(Some records)

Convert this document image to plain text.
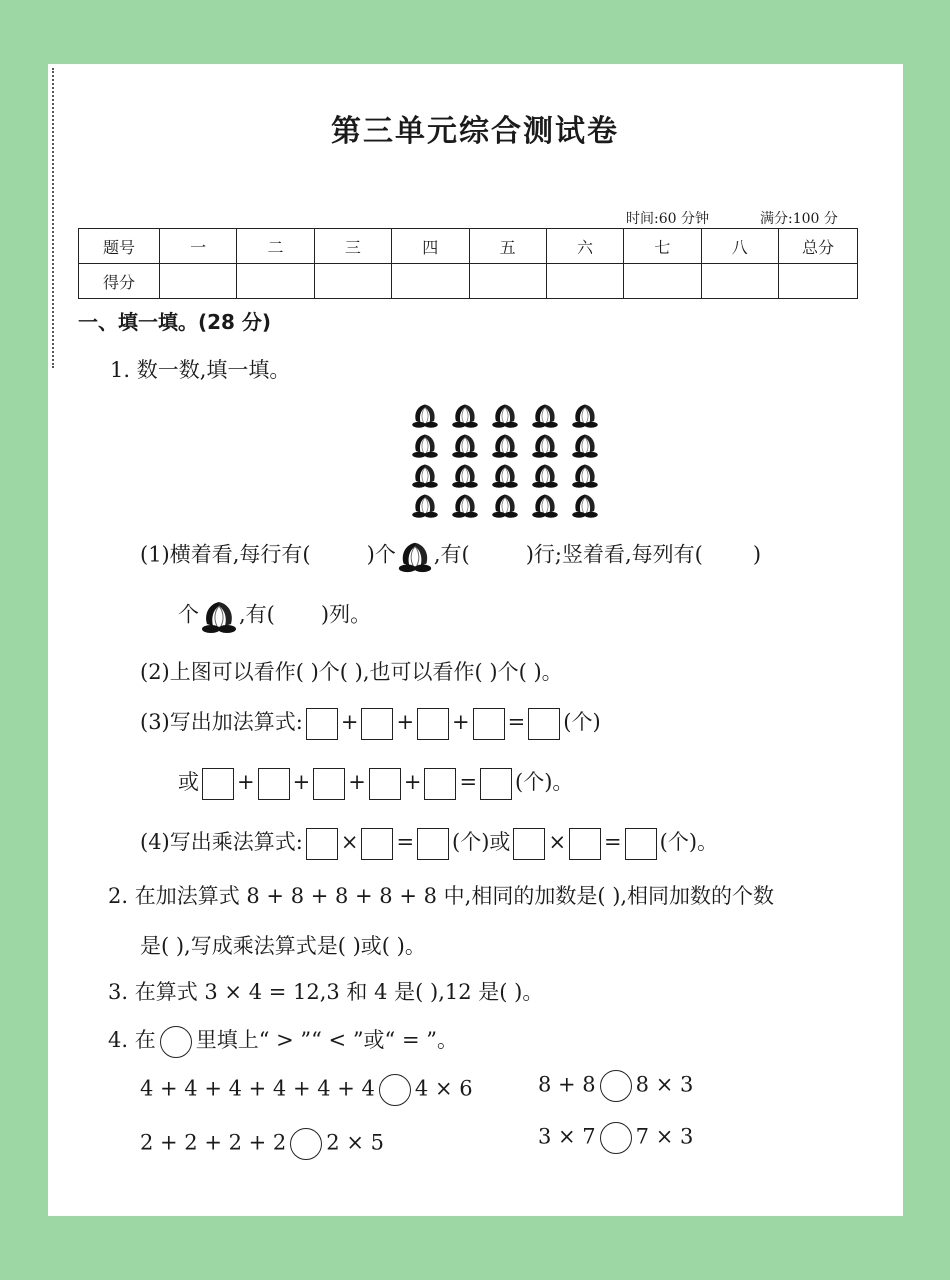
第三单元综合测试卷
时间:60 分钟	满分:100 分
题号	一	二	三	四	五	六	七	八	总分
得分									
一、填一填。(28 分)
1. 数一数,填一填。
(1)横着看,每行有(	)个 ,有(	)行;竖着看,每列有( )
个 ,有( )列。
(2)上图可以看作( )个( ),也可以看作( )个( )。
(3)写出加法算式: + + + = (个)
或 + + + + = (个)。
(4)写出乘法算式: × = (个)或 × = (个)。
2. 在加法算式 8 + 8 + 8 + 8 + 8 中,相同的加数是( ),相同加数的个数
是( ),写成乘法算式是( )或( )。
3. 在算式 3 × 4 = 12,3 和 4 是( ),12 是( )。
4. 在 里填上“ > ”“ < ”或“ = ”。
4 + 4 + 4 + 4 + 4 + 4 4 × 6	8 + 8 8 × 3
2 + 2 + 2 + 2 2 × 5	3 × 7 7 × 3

GOAL OF THE EXERCISE
Quote each record exactly as it stands, minus the pictures.

CORRECT RESULT
Convert this document image to plain text.
第三单元综合测试卷
时间:60 分钟	满分:100 分
题号	一	二	三	四	五	六	七	八	总分
得分									
一、填一填。(28 分)
1. 数一数,填一填。
(1)横着看,每行有(	)个 ,有(	)行;竖着看,每列有( )
个 ,有( )列。
(2)上图可以看作( )个( ),也可以看作( )个( )。
(3)写出加法算式: + + + = (个)
或 + + + + = (个)。
(4)写出乘法算式: × = (个)或 × = (个)。
2. 在加法算式 8 + 8 + 8 + 8 + 8 中,相同的加数是( ),相同加数的个数
是( ),写成乘法算式是( )或( )。
3. 在算式 3 × 4 = 12,3 和 4 是( ),12 是( )。
4. 在 里填上“ > ”“ < ”或“ = ”。
4 + 4 + 4 + 4 + 4 + 4 4 × 6	8 + 8 8 × 3
2 + 2 + 2 + 2 2 × 5	3 × 7 7 × 3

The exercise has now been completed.